Description of the task: Determine how many lines in the entries below contain "heading", and output only that number.

= = =

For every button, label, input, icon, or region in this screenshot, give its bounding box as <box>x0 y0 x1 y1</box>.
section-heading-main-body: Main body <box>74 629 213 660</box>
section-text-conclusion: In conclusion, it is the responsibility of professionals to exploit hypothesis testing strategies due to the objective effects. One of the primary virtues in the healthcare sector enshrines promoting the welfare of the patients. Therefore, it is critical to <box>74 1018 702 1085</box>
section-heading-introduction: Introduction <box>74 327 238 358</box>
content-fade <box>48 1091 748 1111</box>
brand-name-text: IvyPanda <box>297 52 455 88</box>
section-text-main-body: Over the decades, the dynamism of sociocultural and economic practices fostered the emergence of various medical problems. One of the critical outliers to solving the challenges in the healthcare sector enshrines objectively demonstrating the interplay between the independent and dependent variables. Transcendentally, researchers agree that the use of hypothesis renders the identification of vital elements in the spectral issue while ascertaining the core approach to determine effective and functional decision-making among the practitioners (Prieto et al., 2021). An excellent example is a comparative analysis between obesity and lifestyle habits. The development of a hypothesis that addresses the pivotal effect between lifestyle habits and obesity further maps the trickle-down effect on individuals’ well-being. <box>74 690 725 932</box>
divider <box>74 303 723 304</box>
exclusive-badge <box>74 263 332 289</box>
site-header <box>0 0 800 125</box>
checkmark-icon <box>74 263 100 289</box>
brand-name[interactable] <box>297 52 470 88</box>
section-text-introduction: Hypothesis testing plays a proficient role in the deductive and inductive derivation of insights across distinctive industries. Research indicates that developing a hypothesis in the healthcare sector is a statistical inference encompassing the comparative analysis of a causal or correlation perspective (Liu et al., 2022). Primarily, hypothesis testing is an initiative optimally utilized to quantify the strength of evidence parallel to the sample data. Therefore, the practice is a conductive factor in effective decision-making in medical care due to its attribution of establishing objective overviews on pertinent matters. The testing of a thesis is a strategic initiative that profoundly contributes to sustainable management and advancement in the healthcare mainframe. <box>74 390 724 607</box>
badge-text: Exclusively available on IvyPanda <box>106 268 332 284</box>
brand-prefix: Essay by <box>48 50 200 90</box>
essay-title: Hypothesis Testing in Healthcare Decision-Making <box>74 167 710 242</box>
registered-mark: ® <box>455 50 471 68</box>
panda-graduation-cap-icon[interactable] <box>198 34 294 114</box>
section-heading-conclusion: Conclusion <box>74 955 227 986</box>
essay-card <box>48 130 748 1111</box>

= = =

Response for this exercise: 3